## EXERCISE AIM
Output the data below in full, character for character.
--- INFORMATION SHOWN ---
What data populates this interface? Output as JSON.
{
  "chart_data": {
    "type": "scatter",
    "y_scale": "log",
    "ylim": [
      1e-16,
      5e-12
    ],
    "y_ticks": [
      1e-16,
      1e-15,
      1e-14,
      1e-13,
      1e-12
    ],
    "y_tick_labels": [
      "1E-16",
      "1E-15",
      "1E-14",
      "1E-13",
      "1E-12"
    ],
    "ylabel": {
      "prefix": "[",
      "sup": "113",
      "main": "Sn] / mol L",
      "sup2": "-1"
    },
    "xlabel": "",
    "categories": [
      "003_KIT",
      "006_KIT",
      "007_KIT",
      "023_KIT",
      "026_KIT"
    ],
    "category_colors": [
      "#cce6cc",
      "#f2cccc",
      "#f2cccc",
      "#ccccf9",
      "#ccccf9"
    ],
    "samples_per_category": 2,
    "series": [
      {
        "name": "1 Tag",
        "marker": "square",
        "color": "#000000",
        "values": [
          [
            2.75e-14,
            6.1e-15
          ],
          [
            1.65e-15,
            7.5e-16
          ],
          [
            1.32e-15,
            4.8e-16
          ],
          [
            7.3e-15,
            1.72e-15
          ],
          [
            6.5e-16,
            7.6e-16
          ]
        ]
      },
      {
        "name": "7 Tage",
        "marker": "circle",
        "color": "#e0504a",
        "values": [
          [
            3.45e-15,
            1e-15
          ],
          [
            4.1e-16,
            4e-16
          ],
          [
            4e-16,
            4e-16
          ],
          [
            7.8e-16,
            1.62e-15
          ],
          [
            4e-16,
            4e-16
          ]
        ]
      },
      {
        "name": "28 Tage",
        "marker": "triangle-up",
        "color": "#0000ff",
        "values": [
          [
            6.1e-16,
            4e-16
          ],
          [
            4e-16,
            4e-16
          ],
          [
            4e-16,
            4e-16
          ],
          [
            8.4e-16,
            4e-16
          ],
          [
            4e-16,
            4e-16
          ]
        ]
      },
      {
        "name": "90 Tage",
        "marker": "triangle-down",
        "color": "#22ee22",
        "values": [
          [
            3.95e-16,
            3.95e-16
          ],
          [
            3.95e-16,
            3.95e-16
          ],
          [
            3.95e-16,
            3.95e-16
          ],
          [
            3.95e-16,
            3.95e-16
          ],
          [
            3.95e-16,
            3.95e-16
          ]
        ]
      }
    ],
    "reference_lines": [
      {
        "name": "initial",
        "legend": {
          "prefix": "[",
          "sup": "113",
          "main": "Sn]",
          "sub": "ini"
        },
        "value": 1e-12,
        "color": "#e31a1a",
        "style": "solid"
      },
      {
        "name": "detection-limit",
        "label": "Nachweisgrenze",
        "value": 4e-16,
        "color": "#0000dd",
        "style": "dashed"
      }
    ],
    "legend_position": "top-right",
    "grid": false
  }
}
---
## TASK ANSWER
What data populates this interface? Output as JSON.
{
  "chart_data": {
    "type": "scatter",
    "y_scale": "log",
    "ylim": [
      1e-16,
      5e-12
    ],
    "y_ticks": [
      1e-16,
      1e-15,
      1e-14,
      1e-13,
      1e-12
    ],
    "y_tick_labels": [
      "1E-16",
      "1E-15",
      "1E-14",
      "1E-13",
      "1E-12"
    ],
    "ylabel": {
      "prefix": "[",
      "sup": "113",
      "main": "Sn] / mol L",
      "sup2": "-1"
    },
    "xlabel": "",
    "categories": [
      "003_KIT",
      "006_KIT",
      "007_KIT",
      "023_KIT",
      "026_KIT"
    ],
    "category_colors": [
      "#cce6cc",
      "#f2cccc",
      "#f2cccc",
      "#ccccf9",
      "#ccccf9"
    ],
    "samples_per_category": 2,
    "series": [
      {
        "name": "1 Tag",
        "marker": "square",
        "color": "#000000",
        "values": [
          [
            2.75e-14,
            6.1e-15
          ],
          [
            1.65e-15,
            7.5e-16
          ],
          [
            1.32e-15,
            4.8e-16
          ],
          [
            7.3e-15,
            1.72e-15
          ],
          [
            6.5e-16,
            7.6e-16
          ]
        ]
      },
      {
        "name": "7 Tage",
        "marker": "circle",
        "color": "#e0504a",
        "values": [
          [
            3.45e-15,
            1e-15
          ],
          [
            4.1e-16,
            4e-16
          ],
          [
            4e-16,
            4e-16
          ],
          [
            7.8e-16,
            1.62e-15
          ],
          [
            4e-16,
            4e-16
          ]
        ]
      },
      {
        "name": "28 Tage",
        "marker": "triangle-up",
        "color": "#0000ff",
        "values": [
          [
            6.1e-16,
            4e-16
          ],
          [
            4e-16,
            4e-16
          ],
          [
            4e-16,
            4e-16
          ],
          [
            8.4e-16,
            4e-16
          ],
          [
            4e-16,
            4e-16
          ]
        ]
      },
      {
        "name": "90 Tage",
        "marker": "triangle-down",
        "color": "#22ee22",
        "values": [
          [
            3.95e-16,
            3.95e-16
          ],
          [
            3.95e-16,
            3.95e-16
          ],
          [
            3.95e-16,
            3.95e-16
          ],
          [
            3.95e-16,
            3.95e-16
          ],
          [
            3.95e-16,
            3.95e-16
          ]
        ]
      }
    ],
    "reference_lines": [
      {
        "name": "initial",
        "legend": {
          "prefix": "[",
          "sup": "113",
          "main": "Sn]",
          "sub": "ini"
        },
        "value": 1e-12,
        "color": "#e31a1a",
        "style": "solid"
      },
      {
        "name": "detection-limit",
        "label": "Nachweisgrenze",
        "value": 4e-16,
        "color": "#0000dd",
        "style": "dashed"
      }
    ],
    "legend_position": "top-right",
    "grid": false
  }
}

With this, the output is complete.